Source document:
•••

FPGAs and the New Era of Cloud-based ‘Hardware Microservices’

Jun 8th, 2017 6:00am by Mary Branscombe

Feature image via Pixabay.

In his keynote at the Microsoft Build conference earlier this year, the head of Microsoft’s AI and Research Harry Shum hinted that at some point the Microsoft Azure cloud service will give developers access to field programmable gate arrays (FPGAs). Azure Chief Technology Officer Mark Russinovich also talked about Azure exposing “[FPGAs] as a service for you sometime in the future.”

What is that FPGA-powered future going to look like and how are developers going to use it?

FPGAs aren’t a new technology by any means; Traditionally, they have been reserved for specialized applications where the need for custom processing hardware that can be updated as very demanding algorithms evolve outweigh the complexity of programming the hardware.

With processors, Russinovich explained to the New Stack, “the more general purpose you are, generally, the more flexible you are, the more kinds of programs and algorithms you can drop throw at the compute engine — but you sacrifice efficiency.”

The array of gates that make up an FPGA can be programmed to run a specific algorithm, using the combination of logic gates (usually implemented as lookup tables), arithmetic units, digital signal processors (DSPs) to do multiplication, static RAM for temporarily storing the results of those computation and switching blocks that let you control the connections between the programmable blocks. Some FPGAs are essentially systems-on-a-chip (SoC), with CPUs, PCI Express and DMA connections and Ethernet controllers, turning the programmable array into a custom accelerator for the code running on the CPU.

The combination means that FPGAs can offer massive parallelism targeted only for a specific algorithm, and at much lower power compared to a GPU. And unlike an application-specific integrated circuit (ASIC), they can be reprogrammed when you want to change that algorithm (that’s the field-programmable part).

FPGAs have much more data parallelism than CPUs.

“FPGAs hit that spot, where they can process streams of data very quickly and in parallel,” Russinovich explained. “They’re programmable like GPU or CPU but aimed at this parallel low-latency world for things like inference and Deep Neural Networks; if you need to do online speech recognition, image recognition it’s really important to have that low latency.”

The disadvantage is that the programming and reprogramming is done in complex, low-level hardware definition languages like Verilog. Rob Taylor, CEO of ReconfigureIO — a startup planning to offer hardware acceleration in the cloud by letting developers program FPGAs with Go — told the New Stack that there simply aren’t many hardware engineers who are familiar with these.

•••

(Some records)
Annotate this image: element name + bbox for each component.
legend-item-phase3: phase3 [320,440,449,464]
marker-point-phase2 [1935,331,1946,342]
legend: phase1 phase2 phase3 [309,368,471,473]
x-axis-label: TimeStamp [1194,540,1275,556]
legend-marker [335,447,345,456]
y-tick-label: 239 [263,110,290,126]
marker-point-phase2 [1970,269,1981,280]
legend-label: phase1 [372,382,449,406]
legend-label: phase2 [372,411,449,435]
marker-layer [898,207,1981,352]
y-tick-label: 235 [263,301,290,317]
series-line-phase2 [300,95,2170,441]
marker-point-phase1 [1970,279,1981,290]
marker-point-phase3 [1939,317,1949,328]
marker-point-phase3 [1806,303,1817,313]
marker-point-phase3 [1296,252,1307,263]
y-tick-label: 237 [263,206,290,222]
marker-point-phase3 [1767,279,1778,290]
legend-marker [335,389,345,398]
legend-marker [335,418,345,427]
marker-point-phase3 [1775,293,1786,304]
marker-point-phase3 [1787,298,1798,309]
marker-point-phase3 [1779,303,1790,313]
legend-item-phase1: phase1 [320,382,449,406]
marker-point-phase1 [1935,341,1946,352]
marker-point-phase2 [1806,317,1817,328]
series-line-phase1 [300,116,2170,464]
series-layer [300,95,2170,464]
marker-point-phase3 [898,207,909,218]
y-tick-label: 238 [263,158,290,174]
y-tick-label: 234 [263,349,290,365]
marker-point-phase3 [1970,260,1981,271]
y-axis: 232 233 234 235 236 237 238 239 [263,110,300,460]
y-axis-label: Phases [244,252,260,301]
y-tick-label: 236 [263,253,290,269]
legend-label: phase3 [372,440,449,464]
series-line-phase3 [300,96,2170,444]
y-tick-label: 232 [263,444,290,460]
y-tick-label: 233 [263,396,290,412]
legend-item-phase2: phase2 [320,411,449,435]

•••

Problem 1: Reproduce the passage of the FPGA article from "The combination means" up to and including "parallelism than CPUs.".
Problem 2: Resume the article on FPGAs in the cloud, picking up right after its last sentence.
The records play no part here.

Final result 1:
The combination means that FPGAs can offer massive parallelism targeted only for a specific algorithm, and at much lower power compared to a GPU. And unlike an application-specific integrated circuit (ASIC), they can be reprogrammed when you want to change that algorithm (that’s the field-programmable part).

FPGAs have much more data parallelism than CPUs.

Final result 2:
Most FPGA development takes place at processor development companies. And the very different programming model, where you’re actually configuring the hardware, is challenging for developers used to higher level languages.

“As a software engineer, you can start writing simple hardware but writing capable hardware takes several years of learning to get to right,” Taylor said. In rare cases, it’s possible to program an FPGA in a way that permanently damages it, although the toolchain that programs the hardware should provide warnings.

This is one of the reasons FPGAs have never become mainstream, Taylor suggested. “It’s the cost of doing FPGA engineering. If you can only hire a few expensive engineers, there’s only so much you can do. You end up with very vertical specific solutions and you don’t get the bubbling innovation that, say, the cloud has brought.”

Nonetheless, Taylor sees FPGAs as a good solution for a range of problems. “Anything where you have data in movement and you’re processing that and getting an answer and responding to it or sharing that answer somewhere else. You could build an in-memory database on FPGA to do statistical analysis blazingly fast without going near the CPU.” Such applications could include image and video processing, real-time data analytics, ad technologies, audio, telecoms and even software-defined networking (SDN), which he noted is “still a massive drain on resources.”

The ReconfigureIO approach uses Go Channels, which Taylor said fit the model of FPGA pipes, “but we’re working on an intermediate layer, which we want to have be standard and open source that will let people use whatever random language they want.”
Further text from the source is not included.